### Given records
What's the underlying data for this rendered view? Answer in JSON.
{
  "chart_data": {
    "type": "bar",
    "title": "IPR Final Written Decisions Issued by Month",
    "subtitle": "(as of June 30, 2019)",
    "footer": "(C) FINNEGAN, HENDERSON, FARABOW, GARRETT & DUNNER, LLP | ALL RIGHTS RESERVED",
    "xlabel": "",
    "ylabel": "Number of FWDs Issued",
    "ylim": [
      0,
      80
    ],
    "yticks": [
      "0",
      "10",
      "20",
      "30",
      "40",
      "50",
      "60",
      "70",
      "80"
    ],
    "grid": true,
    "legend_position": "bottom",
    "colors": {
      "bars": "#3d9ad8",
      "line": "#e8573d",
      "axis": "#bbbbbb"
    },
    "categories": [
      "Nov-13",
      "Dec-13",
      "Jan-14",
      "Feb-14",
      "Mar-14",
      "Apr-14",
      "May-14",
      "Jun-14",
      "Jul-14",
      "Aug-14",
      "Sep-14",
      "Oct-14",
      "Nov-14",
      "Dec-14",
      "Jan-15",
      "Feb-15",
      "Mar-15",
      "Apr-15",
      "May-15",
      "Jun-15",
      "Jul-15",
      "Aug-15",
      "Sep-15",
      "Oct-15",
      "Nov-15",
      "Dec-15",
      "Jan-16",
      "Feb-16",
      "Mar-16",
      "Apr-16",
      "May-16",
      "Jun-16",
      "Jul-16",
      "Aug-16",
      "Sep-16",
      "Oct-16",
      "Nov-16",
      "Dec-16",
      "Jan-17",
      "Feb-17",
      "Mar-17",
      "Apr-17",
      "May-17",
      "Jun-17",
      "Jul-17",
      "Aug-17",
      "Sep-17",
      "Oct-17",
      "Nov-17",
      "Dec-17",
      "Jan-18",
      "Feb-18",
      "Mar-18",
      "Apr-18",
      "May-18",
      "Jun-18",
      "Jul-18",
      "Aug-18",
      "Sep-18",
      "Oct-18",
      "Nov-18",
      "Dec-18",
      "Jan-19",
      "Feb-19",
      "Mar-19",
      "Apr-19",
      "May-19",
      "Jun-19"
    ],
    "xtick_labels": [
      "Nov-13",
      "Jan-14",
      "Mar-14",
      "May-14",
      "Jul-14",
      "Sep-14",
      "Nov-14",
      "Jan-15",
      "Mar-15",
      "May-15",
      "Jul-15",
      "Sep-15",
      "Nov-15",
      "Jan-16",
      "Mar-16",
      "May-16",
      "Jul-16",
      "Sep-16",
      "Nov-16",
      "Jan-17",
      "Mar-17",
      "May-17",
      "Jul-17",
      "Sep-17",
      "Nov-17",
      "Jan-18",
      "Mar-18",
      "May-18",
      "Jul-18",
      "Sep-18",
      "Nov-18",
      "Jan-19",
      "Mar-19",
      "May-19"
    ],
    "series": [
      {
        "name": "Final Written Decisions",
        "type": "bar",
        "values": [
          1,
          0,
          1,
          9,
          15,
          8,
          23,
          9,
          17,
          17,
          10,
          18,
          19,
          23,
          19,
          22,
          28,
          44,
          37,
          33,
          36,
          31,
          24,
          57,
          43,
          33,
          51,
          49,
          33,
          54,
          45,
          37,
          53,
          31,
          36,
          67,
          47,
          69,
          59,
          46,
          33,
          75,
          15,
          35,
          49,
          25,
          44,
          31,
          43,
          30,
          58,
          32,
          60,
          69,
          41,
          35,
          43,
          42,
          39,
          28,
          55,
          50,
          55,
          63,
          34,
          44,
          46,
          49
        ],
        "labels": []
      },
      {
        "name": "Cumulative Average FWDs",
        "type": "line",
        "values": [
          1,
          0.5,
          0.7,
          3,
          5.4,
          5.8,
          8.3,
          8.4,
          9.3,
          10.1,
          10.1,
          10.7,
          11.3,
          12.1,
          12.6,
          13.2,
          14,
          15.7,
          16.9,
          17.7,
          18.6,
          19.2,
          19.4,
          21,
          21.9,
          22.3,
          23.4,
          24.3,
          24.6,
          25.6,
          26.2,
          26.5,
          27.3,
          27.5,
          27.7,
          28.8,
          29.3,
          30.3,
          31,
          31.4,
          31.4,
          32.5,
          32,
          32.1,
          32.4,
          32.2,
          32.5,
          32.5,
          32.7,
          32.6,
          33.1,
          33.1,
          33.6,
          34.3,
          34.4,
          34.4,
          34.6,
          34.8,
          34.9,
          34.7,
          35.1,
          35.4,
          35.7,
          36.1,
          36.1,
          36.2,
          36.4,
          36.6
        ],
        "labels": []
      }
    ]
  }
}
######
▶ Stated problem
Retype the listing exactly, in full.

▶ Solution for this problem
What's the underlying data for this rendered view? Answer in JSON.
{
  "chart_data": {
    "type": "bar",
    "title": "IPR Final Written Decisions Issued by Month",
    "subtitle": "(as of June 30, 2019)",
    "footer": "(C) FINNEGAN, HENDERSON, FARABOW, GARRETT & DUNNER, LLP | ALL RIGHTS RESERVED",
    "xlabel": "",
    "ylabel": "Number of FWDs Issued",
    "ylim": [
      0,
      80
    ],
    "yticks": [
      "0",
      "10",
      "20",
      "30",
      "40",
      "50",
      "60",
      "70",
      "80"
    ],
    "grid": true,
    "legend_position": "bottom",
    "colors": {
      "bars": "#3d9ad8",
      "line": "#e8573d",
      "axis": "#bbbbbb"
    },
    "categories": [
      "Nov-13",
      "Dec-13",
      "Jan-14",
      "Feb-14",
      "Mar-14",
      "Apr-14",
      "May-14",
      "Jun-14",
      "Jul-14",
      "Aug-14",
      "Sep-14",
      "Oct-14",
      "Nov-14",
      "Dec-14",
      "Jan-15",
      "Feb-15",
      "Mar-15",
      "Apr-15",
      "May-15",
      "Jun-15",
      "Jul-15",
      "Aug-15",
      "Sep-15",
      "Oct-15",
      "Nov-15",
      "Dec-15",
      "Jan-16",
      "Feb-16",
      "Mar-16",
      "Apr-16",
      "May-16",
      "Jun-16",
      "Jul-16",
      "Aug-16",
      "Sep-16",
      "Oct-16",
      "Nov-16",
      "Dec-16",
      "Jan-17",
      "Feb-17",
      "Mar-17",
      "Apr-17",
      "May-17",
      "Jun-17",
      "Jul-17",
      "Aug-17",
      "Sep-17",
      "Oct-17",
      "Nov-17",
      "Dec-17",
      "Jan-18",
      "Feb-18",
      "Mar-18",
      "Apr-18",
      "May-18",
      "Jun-18",
      "Jul-18",
      "Aug-18",
      "Sep-18",
      "Oct-18",
      "Nov-18",
      "Dec-18",
      "Jan-19",
      "Feb-19",
      "Mar-19",
      "Apr-19",
      "May-19",
      "Jun-19"
    ],
    "xtick_labels": [
      "Nov-13",
      "Jan-14",
      "Mar-14",
      "May-14",
      "Jul-14",
      "Sep-14",
      "Nov-14",
      "Jan-15",
      "Mar-15",
      "May-15",
      "Jul-15",
      "Sep-15",
      "Nov-15",
      "Jan-16",
      "Mar-16",
      "May-16",
      "Jul-16",
      "Sep-16",
      "Nov-16",
      "Jan-17",
      "Mar-17",
      "May-17",
      "Jul-17",
      "Sep-17",
      "Nov-17",
      "Jan-18",
      "Mar-18",
      "May-18",
      "Jul-18",
      "Sep-18",
      "Nov-18",
      "Jan-19",
      "Mar-19",
      "May-19"
    ],
    "series": [
      {
        "name": "Final Written Decisions",
        "type": "bar",
        "values": [
          1,
          0,
          1,
          9,
          15,
          8,
          23,
          9,
          17,
          17,
          10,
          18,
          19,
          23,
          19,
          22,
          28,
          44,
          37,
          33,
          36,
          31,
          24,
          57,
          43,
          33,
          51,
          49,
          33,
          54,
          45,
          37,
          53,
          31,
          36,
          67,
          47,
          69,
          59,
          46,
          33,
          75,
          15,
          35,
          49,
          25,
          44,
          31,
          43,
          30,
          58,
          32,
          60,
          69,
          41,
          35,
          43,
          42,
          39,
          28,
          55,
          50,
          55,
          63,
          34,
          44,
          46,
          49
        ],
        "labels": []
      },
      {
        "name": "Cumulative Average FWDs",
        "type": "line",
        "values": [
          1,
          0.5,
          0.7,
          3,
          5.4,
          5.8,
          8.3,
          8.4,
          9.3,
          10.1,
          10.1,
          10.7,
          11.3,
          12.1,
          12.6,
          13.2,
          14,
          15.7,
          16.9,
          17.7,
          18.6,
          19.2,
          19.4,
          21,
          21.9,
          22.3,
          23.4,
          24.3,
          24.6,
          25.6,
          26.2,
          26.5,
          27.3,
          27.5,
          27.7,
          28.8,
          29.3,
          30.3,
          31,
          31.4,
          31.4,
          32.5,
          32,
          32.1,
          32.4,
          32.2,
          32.5,
          32.5,
          32.7,
          32.6,
          33.1,
          33.1,
          33.6,
          34.3,
          34.4,
          34.4,
          34.6,
          34.8,
          34.9,
          34.7,
          35.1,
          35.4,
          35.7,
          36.1,
          36.1,
          36.2,
          36.4,
          36.6
        ],
        "labels": []
      }
    ]
  }
}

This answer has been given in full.